RECORDS FOR THIS EXERCISE
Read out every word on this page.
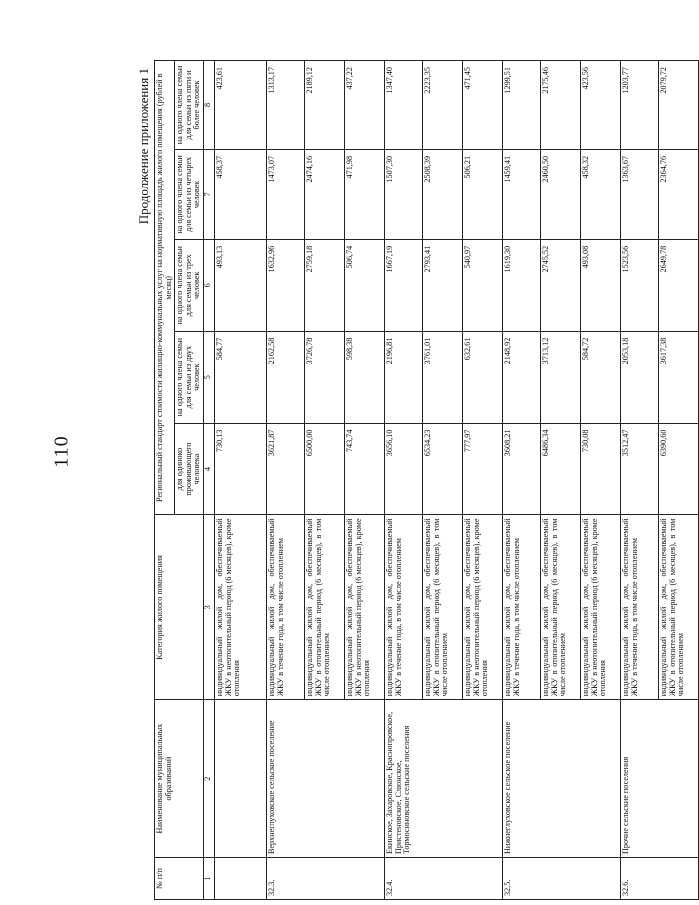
110
Продолжение приложения 1
№ п/п	Наименование муниципальных образований	Категория жилого помещения	Региональный стандарт стоимости жилищно-коммунальных услуг на нормативную площадь жилого помещения (рублей в месяц)				
			для одиноко проживающего человека	на одного члена семьи для семьи из двух человек	на одного члена семьи для семьи из трех человек	на одного члена семьи для семьи из четырех человек	на одного члена семьи для семьи из пяти и более человек
1	2	3	4	5	6	7	8
		индивидуальный жилой дом, обеспечиваемый ЖКУ в неотопительный период (6 месяцев), кроме отопления	730,13	584,77	493,13	458,37	423,61
32.3.	Верхнеглуховское сельское поселение	индивидуальный жилой дом, обеспечиваемый ЖКУ в течение года, в том числе отоплением	3621,87	2162,58	1632,96	1473,07	1313,17
		индивидуальный жилой дом, обеспечиваемый ЖКУ в отопительный период (6 месяцев), в том числе отоплением	6500,00	3726,78	2759,18	2474,16	2189,12
		индивидуальный жилой дом, обеспечиваемый ЖКУ в неотопительный период (6 месяцев), кроме отопления	743,74	598,38	506,74	471,98	437,22
32.4.	Екинское, Захаровское, Краснопровское, Пристеновское, Слюнское, Тормосиновское сельские поселения	индивидуальный жилой дом, обеспечиваемый ЖКУ в течение года, в том числе отоплением	3656,10	2196,81	1667,19	1507,30	1347,40
		индивидуальный жилой дом, обеспечиваемый ЖКУ в отопительный период (6 месяцев), в том числе отоплением	6534,23	3761,01	2793,41	2508,39	2223,35
		индивидуальный жилой дом, обеспечиваемый ЖКУ в неотопительный период (6 месяцев), кроме отопления	777,97	632,61	540,97	506,21	471,45
32.5.	Нижнеглуховское сельское поселение	индивидуальный жилой дом, обеспечиваемый ЖКУ в течение года, в том числе отоплением	3608,21	2148,92	1619,30	1459,41	1299,51
		индивидуальный жилой дом, обеспечиваемый ЖКУ в отопительный период (6 месяцев), в том числе отоплением	6486,34	3713,12	2745,52	2460,50	2175,46
		индивидуальный жилой дом, обеспечиваемый ЖКУ в неотопительный период (6 месяцев), кроме отопления	730,08	584,72	493,08	458,32	423,56
32.6.	Прочие сельские поселения	индивидуальный жилой дом, обеспечиваемый ЖКУ в течение года, в том числе отоплением	3512,47	2053,18	1523,56	1363,67	1203,77
		индивидуальный жилой дом, обеспечиваемый ЖКУ в отопительный период (6 месяцев), в том числе отоплением	6390,60	3617,38	2649,78	2364,76	2079,72
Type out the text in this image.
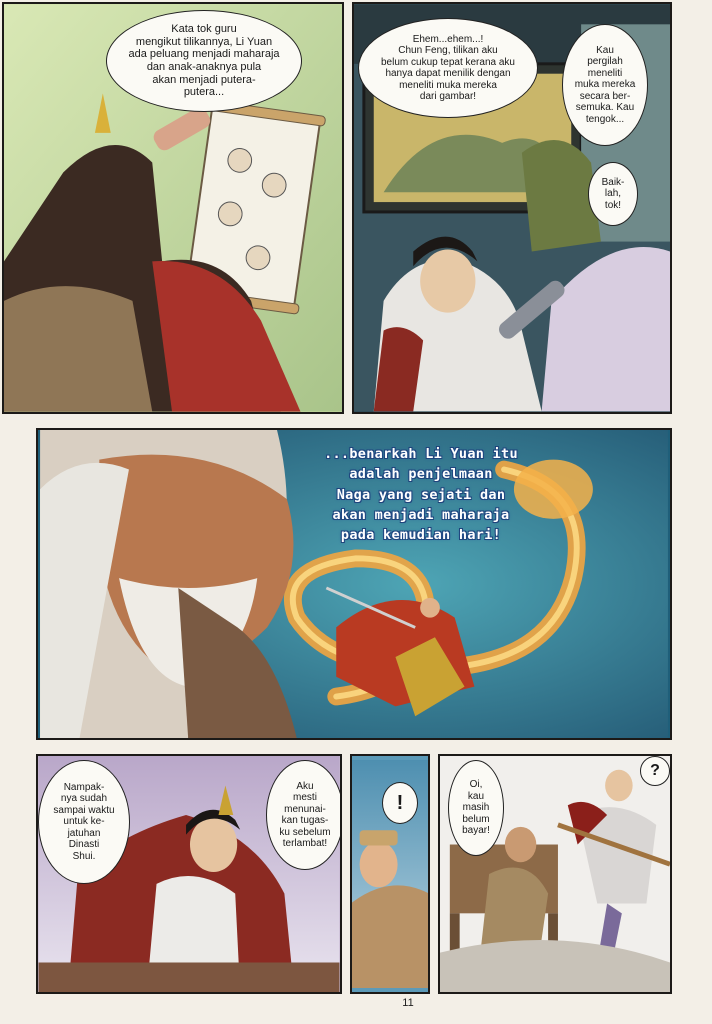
Kata tok guru
mengikut tilikannya, Li Yuan
ada peluang menjadi maharaja
dan anak-anaknya pula
akan menjadi putera-
putera...
Ehem...ehem...!
Chun Feng, tilikan aku
belum cukup tepat kerana aku
hanya dapat menilik dengan
meneliti muka mereka
dari gambar!
Kau
pergilah
meneliti
muka mereka
secara ber-
semuka. Kau
tengok...
Baik-
lah,
tok!
...benarkah Li Yuan itu
adalah penjelmaan
Naga yang sejati dan
akan menjadi maharaja
pada kemudian hari!
Nampak-
nya sudah
sampai waktu
untuk ke-
jatuhan
Dinasti
Shui.
Aku
mesti
menunai-
kan tugas-
ku sebelum
terlambat!
!
Oi,
kau
masih
belum
bayar!
?
11
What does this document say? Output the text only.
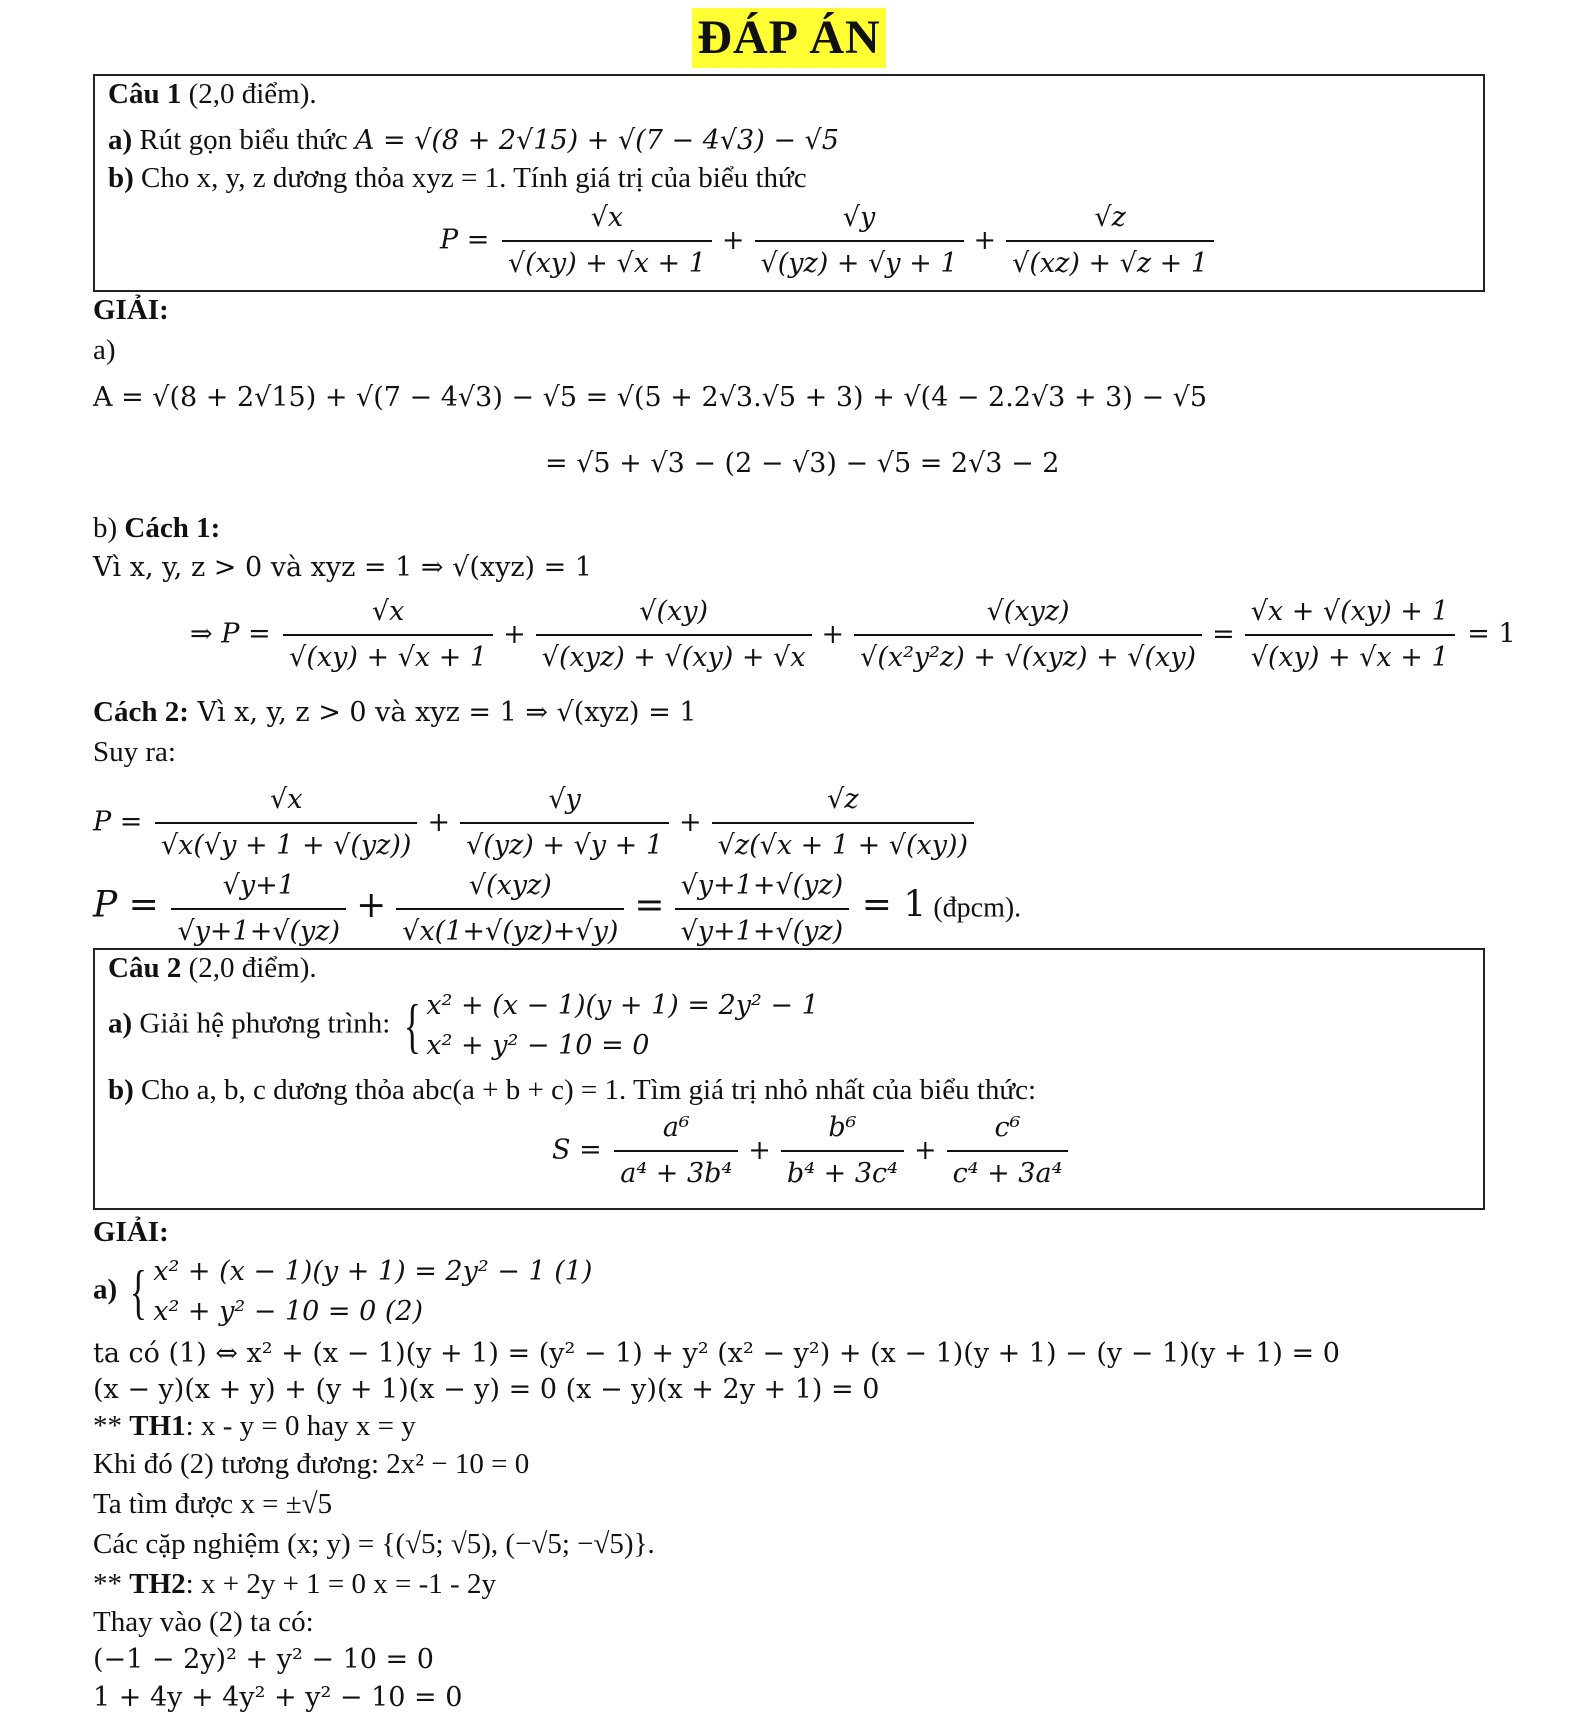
ĐÁP ÁN
Câu 1 (2,0 điểm).
a) Rút gọn biểu thức A = √(8 + 2√15) + √(7 − 4√3) − √5
b) Cho x, y, z dương thỏa xyz = 1. Tính giá trị của biểu thức
$P = \frac{√x}{√(xy) + √x + 1} + \frac{√y}{√(yz) + √y + 1} + \frac{√z}{√(xz) + √z + 1}$
GIẢI:
a)
A = √(8 + 2√15) + √(7 − 4√3) − √5 = √(5 + 2√3.√5 + 3) + √(4 − 2.2√3 + 3) − √5
= √5 + √3 − (2 − √3) − √5 = 2√3 − 2
b) Cách 1:
Vì x, y, z > 0 và xyz = 1 ⇒ √(xyz) = 1
⇒ $P = \frac{√x}{√(xy) + √x + 1} + \frac{√(xy)}{\text{√(xyz) + √(xy) + √x}} + \frac{\text{√(xyz)}}{\text{√(x²y²z) + √(xyz) + √(xy)}} = \frac{√x + √(xy) + 1}{√(xy) + √x + 1} = 1$
Cách 2: Vì x, y, z > 0 và xyz = 1 ⇒ √(xyz) = 1
Suy ra:
$P = \frac{√x}{√x(√y + 1 + √(yz))} + \frac{√y}{√(yz) + √y + 1} + \frac{√z}{√z(√x + 1 + √(xy))}$
$P = \frac{√y+1}{√y+1+√(yz)} + \frac{\text{√(xyz)}}{√x(1+√(yz)+√y)} = \frac{√y+1+√(yz)}{√y+1+√(yz)} = 1$ (đpcm).
Câu 2 (2,0 điểm).
a) Giải hệ phương trình: { x² + (x − 1)(y + 1) = 2y² − 1
x² + y² − 10 = 0
b) Cho a, b, c dương thỏa abc(a + b + c) = 1. Tìm giá trị nhỏ nhất của biểu thức:
$S = \frac{\text{a⁶}}{\text{a⁴ + 3b⁴}} + \frac{\text{b⁶}}{\text{b⁴ + 3c⁴}} + \frac{\text{c⁶}}{\text{c⁴ + 3a⁴}}$
GIẢI:
a) { x² + (x − 1)(y + 1) = 2y² − 1 (1)
x² + y² − 10 = 0 (2)
ta có (1) ⇔ x² + (x − 1)(y + 1) = (y² − 1) + y² (x² − y²) + (x − 1)(y + 1) − (y − 1)(y + 1) = 0
(x − y)(x + y) + (y + 1)(x − y) = 0 (x − y)(x + 2y + 1) = 0
** TH1: x - y = 0 hay x = y
Khi đó (2) tương đương: 2x² − 10 = 0
Ta tìm được x = ±√5
Các cặp nghiệm (x; y) = {(√5; √5), (−√5; −√5)}.
** TH2: x + 2y + 1 = 0 x = -1 - 2y
Thay vào (2) ta có:
(−1 − 2y)² + y² − 10 = 0
1 + 4y + 4y² + y² − 10 = 0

GOAL OF THE EXERCISE
Can you restate all the records above word for word while dropping the pictures?

TASK RESPONSE
Read out every word on this page.
110
Продолжение приложения 1
№ п/п	Наименование муниципальных образований	Категория жилого помещения	Региональный стандарт стоимости жилищно-коммунальных услуг на нормативную площадь жилого помещения (рублей в месяц)				
			для одиноко проживающего человека	на одного члена семьи для семьи из двух человек	на одного члена семьи для семьи из трех человек	на одного члена семьи для семьи из четырех человек	на одного члена семьи для семьи из пяти и более человек
1	2	3	4	5	6	7	8
		индивидуальный жилой дом, обеспечиваемый ЖКУ в неотопительный период (6 месяцев), кроме отопления	730,13	584,77	493,13	458,37	423,61
32.3.	Верхнеглуховское сельское поселение	индивидуальный жилой дом, обеспечиваемый ЖКУ в течение года, в том числе отоплением	3621,87	2162,58	1632,96	1473,07	1313,17
		индивидуальный жилой дом, обеспечиваемый ЖКУ в отопительный период (6 месяцев), в том числе отоплением	6500,00	3726,78	2759,18	2474,16	2189,12
		индивидуальный жилой дом, обеспечиваемый ЖКУ в неотопительный период (6 месяцев), кроме отопления	743,74	598,38	506,74	471,98	437,22
32.4.	Екинское, Захаровское, Краснопровское, Пристеновское, Слюнское, Тормосиновское сельские поселения	индивидуальный жилой дом, обеспечиваемый ЖКУ в течение года, в том числе отоплением	3656,10	2196,81	1667,19	1507,30	1347,40
		индивидуальный жилой дом, обеспечиваемый ЖКУ в отопительный период (6 месяцев), в том числе отоплением	6534,23	3761,01	2793,41	2508,39	2223,35
		индивидуальный жилой дом, обеспечиваемый ЖКУ в неотопительный период (6 месяцев), кроме отопления	777,97	632,61	540,97	506,21	471,45
32.5.	Нижнеглуховское сельское поселение	индивидуальный жилой дом, обеспечиваемый ЖКУ в течение года, в том числе отоплением	3608,21	2148,92	1619,30	1459,41	1299,51
		индивидуальный жилой дом, обеспечиваемый ЖКУ в отопительный период (6 месяцев), в том числе отоплением	6486,34	3713,12	2745,52	2460,50	2175,46
		индивидуальный жилой дом, обеспечиваемый ЖКУ в неотопительный период (6 месяцев), кроме отопления	730,08	584,72	493,08	458,32	423,56
32.6.	Прочие сельские поселения	индивидуальный жилой дом, обеспечиваемый ЖКУ в течение года, в том числе отоплением	3512,47	2053,18	1523,56	1363,67	1203,77
		индивидуальный жилой дом, обеспечиваемый ЖКУ в отопительный период (6 месяцев), в том числе отоплением	6390,60	3617,38	2649,78	2364,76	2079,72
Type out the text in this image.
Kata tok guru
mengikut tilikannya, Li Yuan
ada peluang menjadi maharaja
dan anak-anaknya pula
akan menjadi putera-
putera...
Ehem...ehem...!
Chun Feng, tilikan aku
belum cukup tepat kerana aku
hanya dapat menilik dengan
meneliti muka mereka
dari gambar!
Kau
pergilah
meneliti
muka mereka
secara ber-
semuka. Kau
tengok...
Baik-
lah,
tok!
...benarkah Li Yuan itu
adalah penjelmaan
Naga yang sejati dan
akan menjadi maharaja
pada kemudian hari!
Nampak-
nya sudah
sampai waktu
untuk ke-
jatuhan
Dinasti
Shui.
Aku
mesti
menunai-
kan tugas-
ku sebelum
terlambat!
!
Oi,
kau
masih
belum
bayar!
?
11
What does this document say? Output the text only.
ĐÁP ÁN
Câu 1 (2,0 điểm).
a) Rút gọn biểu thức A = √(8 + 2√15) + √(7 − 4√3) − √5
b) Cho x, y, z dương thỏa xyz = 1. Tính giá trị của biểu thức
$P = \frac{√x}{√(xy) + √x + 1} + \frac{√y}{√(yz) + √y + 1} + \frac{√z}{√(xz) + √z + 1}$
GIẢI:
a)
A = √(8 + 2√15) + √(7 − 4√3) − √5 = √(5 + 2√3.√5 + 3) + √(4 − 2.2√3 + 3) − √5
= √5 + √3 − (2 − √3) − √5 = 2√3 − 2
b) Cách 1:
Vì x, y, z > 0 và xyz = 1 ⇒ √(xyz) = 1
⇒ $P = \frac{√x}{√(xy) + √x + 1} + \frac{√(xy)}{\text{√(xyz) + √(xy) + √x}} + \frac{\text{√(xyz)}}{\text{√(x²y²z) + √(xyz) + √(xy)}} = \frac{√x + √(xy) + 1}{√(xy) + √x + 1} = 1$
Cách 2: Vì x, y, z > 0 và xyz = 1 ⇒ √(xyz) = 1
Suy ra:
$P = \frac{√x}{√x(√y + 1 + √(yz))} + \frac{√y}{√(yz) + √y + 1} + \frac{√z}{√z(√x + 1 + √(xy))}$
$P = \frac{√y+1}{√y+1+√(yz)} + \frac{\text{√(xyz)}}{√x(1+√(yz)+√y)} = \frac{√y+1+√(yz)}{√y+1+√(yz)} = 1$ (đpcm).
Câu 2 (2,0 điểm).
a) Giải hệ phương trình: { x² + (x − 1)(y + 1) = 2y² − 1
x² + y² − 10 = 0
b) Cho a, b, c dương thỏa abc(a + b + c) = 1. Tìm giá trị nhỏ nhất của biểu thức:
$S = \frac{\text{a⁶}}{\text{a⁴ + 3b⁴}} + \frac{\text{b⁶}}{\text{b⁴ + 3c⁴}} + \frac{\text{c⁶}}{\text{c⁴ + 3a⁴}}$
GIẢI:
a) { x² + (x − 1)(y + 1) = 2y² − 1 (1)
x² + y² − 10 = 0 (2)
ta có (1) ⇔ x² + (x − 1)(y + 1) = (y² − 1) + y² (x² − y²) + (x − 1)(y + 1) − (y − 1)(y + 1) = 0
(x − y)(x + y) + (y + 1)(x − y) = 0 (x − y)(x + 2y + 1) = 0
** TH1: x - y = 0 hay x = y
Khi đó (2) tương đương: 2x² − 10 = 0
Ta tìm được x = ±√5
Các cặp nghiệm (x; y) = {(√5; √5), (−√5; −√5)}.
** TH2: x + 2y + 1 = 0 x = -1 - 2y
Thay vào (2) ta có:
(−1 − 2y)² + y² − 10 = 0
1 + 4y + 4y² + y² − 10 = 0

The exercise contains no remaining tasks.